= Brief =
Update the rows from the first row through the line containing "question-label-before: Is there", inclusive, replacing "answer-textarea" with "response-textarea" and leaving everything else unchanged.

[Bounding box entries]

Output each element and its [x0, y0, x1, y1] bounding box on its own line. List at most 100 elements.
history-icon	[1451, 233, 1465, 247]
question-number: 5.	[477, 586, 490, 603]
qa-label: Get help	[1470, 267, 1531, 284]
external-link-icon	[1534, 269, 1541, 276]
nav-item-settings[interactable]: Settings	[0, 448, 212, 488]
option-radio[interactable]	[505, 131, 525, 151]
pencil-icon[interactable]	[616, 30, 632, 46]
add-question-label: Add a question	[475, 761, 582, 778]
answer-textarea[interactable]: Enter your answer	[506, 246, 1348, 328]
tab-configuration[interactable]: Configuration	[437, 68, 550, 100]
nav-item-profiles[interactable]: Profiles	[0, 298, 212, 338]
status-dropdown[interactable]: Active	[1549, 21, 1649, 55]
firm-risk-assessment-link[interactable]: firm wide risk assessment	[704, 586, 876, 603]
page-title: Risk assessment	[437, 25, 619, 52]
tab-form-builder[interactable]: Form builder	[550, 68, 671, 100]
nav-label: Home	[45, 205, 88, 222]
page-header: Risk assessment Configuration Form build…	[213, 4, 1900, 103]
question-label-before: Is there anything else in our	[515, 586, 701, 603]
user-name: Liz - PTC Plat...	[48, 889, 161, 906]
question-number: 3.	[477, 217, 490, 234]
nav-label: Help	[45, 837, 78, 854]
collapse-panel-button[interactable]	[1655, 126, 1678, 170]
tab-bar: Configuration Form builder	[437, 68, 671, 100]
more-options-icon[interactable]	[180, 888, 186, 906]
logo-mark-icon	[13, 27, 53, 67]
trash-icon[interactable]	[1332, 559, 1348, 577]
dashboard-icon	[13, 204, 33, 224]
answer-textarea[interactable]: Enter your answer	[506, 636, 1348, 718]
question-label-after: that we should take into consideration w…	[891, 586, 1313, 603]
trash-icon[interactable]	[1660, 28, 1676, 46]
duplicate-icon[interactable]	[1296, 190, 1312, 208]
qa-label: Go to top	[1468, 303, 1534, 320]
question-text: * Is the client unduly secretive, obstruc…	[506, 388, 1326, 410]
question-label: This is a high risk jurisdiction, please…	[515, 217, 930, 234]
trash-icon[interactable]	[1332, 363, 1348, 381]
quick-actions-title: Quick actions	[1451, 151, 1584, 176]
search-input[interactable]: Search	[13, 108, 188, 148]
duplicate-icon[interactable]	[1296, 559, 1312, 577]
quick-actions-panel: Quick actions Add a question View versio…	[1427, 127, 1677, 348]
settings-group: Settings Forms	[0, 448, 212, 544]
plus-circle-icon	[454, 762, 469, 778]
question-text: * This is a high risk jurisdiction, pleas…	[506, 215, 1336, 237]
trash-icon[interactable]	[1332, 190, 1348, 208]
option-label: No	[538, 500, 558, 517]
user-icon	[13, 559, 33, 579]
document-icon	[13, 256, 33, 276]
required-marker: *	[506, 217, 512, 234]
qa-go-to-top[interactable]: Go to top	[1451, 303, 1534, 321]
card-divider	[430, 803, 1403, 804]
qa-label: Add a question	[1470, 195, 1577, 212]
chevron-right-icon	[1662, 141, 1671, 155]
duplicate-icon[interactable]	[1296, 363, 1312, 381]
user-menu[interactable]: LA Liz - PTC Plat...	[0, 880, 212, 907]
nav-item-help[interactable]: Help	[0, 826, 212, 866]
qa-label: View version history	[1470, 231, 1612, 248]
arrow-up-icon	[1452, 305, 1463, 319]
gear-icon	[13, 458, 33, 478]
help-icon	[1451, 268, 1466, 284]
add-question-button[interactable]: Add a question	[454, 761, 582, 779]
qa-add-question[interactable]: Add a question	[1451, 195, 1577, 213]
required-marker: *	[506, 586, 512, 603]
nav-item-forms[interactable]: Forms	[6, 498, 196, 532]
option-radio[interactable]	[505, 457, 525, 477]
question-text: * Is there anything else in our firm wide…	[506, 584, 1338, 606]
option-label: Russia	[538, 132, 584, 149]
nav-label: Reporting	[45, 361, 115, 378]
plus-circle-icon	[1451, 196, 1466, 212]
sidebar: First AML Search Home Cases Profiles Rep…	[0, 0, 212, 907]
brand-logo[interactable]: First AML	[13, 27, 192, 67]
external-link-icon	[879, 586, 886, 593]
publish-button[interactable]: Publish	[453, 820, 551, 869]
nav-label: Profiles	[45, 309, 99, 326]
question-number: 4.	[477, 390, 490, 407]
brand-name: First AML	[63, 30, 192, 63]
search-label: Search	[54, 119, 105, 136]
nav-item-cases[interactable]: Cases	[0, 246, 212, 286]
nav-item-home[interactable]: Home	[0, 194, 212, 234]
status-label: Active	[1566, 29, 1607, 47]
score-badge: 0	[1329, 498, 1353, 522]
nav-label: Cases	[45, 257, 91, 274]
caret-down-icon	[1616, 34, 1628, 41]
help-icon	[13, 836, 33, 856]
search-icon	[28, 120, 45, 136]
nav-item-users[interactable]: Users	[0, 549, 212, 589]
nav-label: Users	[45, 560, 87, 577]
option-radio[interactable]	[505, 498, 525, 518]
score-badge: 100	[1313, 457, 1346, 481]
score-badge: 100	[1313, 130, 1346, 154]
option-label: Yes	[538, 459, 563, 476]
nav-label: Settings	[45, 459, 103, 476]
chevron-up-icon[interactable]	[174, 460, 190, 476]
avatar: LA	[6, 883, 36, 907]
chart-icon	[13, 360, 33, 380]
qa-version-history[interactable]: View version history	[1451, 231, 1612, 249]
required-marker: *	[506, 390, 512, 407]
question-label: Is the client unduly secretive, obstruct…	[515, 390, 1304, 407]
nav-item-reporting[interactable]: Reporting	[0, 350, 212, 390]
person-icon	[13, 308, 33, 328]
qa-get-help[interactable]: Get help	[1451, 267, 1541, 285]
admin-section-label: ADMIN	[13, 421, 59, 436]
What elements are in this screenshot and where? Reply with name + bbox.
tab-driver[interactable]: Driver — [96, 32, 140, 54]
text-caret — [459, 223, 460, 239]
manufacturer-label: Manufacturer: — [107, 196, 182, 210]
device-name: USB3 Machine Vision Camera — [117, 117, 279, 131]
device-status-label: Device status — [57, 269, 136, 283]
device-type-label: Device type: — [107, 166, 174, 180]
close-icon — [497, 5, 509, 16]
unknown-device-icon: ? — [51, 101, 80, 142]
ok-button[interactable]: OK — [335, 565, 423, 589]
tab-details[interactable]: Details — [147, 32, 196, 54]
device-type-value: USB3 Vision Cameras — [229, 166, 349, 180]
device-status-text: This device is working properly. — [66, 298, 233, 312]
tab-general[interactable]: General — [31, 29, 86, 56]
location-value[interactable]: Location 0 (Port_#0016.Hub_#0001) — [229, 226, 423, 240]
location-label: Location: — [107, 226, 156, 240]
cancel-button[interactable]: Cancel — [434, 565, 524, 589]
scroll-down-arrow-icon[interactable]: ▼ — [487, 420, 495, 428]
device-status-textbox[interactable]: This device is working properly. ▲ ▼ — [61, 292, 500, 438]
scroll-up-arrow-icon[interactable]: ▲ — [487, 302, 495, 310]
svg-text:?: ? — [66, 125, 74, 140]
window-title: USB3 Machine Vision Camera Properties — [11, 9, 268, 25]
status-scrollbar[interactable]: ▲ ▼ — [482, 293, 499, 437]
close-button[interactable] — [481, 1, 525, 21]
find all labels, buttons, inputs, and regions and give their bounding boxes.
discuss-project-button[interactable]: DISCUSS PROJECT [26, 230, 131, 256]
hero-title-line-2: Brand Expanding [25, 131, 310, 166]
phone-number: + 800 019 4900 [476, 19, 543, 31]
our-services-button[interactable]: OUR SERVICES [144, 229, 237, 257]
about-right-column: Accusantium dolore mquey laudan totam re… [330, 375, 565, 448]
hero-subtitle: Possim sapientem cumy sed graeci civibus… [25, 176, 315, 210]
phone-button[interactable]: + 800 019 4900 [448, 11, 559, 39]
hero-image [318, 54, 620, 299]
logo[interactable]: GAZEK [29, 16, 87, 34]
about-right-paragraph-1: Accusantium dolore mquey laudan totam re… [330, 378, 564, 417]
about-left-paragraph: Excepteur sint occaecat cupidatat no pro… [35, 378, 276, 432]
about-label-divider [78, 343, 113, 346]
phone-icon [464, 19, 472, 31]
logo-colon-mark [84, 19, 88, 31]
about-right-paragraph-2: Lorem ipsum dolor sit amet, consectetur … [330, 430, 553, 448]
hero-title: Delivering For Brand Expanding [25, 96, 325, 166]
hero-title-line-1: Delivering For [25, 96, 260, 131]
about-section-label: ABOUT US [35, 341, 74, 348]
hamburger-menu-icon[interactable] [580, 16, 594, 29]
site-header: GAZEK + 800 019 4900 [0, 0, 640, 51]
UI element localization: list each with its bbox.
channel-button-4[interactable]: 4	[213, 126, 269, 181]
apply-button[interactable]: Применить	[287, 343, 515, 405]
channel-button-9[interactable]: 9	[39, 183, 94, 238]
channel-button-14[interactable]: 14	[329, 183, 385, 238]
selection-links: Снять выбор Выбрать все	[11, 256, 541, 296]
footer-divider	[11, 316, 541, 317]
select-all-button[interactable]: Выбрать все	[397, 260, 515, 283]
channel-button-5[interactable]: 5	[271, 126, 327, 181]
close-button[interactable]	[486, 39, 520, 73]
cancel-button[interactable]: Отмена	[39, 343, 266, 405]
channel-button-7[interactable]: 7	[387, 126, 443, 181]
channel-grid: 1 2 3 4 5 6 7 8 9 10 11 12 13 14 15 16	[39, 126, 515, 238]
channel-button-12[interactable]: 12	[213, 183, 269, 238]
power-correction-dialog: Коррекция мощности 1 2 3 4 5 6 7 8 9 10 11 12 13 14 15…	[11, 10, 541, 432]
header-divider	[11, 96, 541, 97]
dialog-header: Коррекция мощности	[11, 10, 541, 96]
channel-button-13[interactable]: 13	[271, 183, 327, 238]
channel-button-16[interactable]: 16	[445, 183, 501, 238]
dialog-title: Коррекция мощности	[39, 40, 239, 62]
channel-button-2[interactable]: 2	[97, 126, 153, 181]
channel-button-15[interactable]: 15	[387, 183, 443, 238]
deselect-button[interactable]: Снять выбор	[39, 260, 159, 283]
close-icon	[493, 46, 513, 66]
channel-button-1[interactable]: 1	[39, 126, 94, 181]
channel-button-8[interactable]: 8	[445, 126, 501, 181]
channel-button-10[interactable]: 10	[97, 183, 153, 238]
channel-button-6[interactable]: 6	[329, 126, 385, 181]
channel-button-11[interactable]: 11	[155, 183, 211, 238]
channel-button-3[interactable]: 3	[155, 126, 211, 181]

= The result =
Output each element and its [x0, y0, x1, y1] bounding box on its own line. List at most 100 elements.
history-icon	[1451, 233, 1465, 247]
question-number: 5.	[477, 586, 490, 603]
qa-label: Get help	[1470, 267, 1531, 284]
external-link-icon	[1534, 269, 1541, 276]
nav-item-settings[interactable]: Settings	[0, 448, 212, 488]
option-radio[interactable]	[505, 131, 525, 151]
pencil-icon[interactable]	[616, 30, 632, 46]
add-question-label: Add a question	[475, 761, 582, 778]
response-textarea[interactable]: Enter your answer	[506, 246, 1348, 328]
tab-configuration[interactable]: Configuration	[437, 68, 550, 100]
nav-item-profiles[interactable]: Profiles	[0, 298, 212, 338]
status-dropdown[interactable]: Active	[1549, 21, 1649, 55]
firm-risk-assessment-link[interactable]: firm wide risk assessment	[704, 586, 876, 603]
page-title: Risk assessment	[437, 25, 619, 52]
tab-form-builder[interactable]: Form builder	[550, 68, 671, 100]
nav-label: Home	[45, 205, 88, 222]
page-header: Risk assessment Configuration Form build…	[213, 4, 1900, 103]
question-label-before: Is there anything else in our	[515, 586, 701, 603]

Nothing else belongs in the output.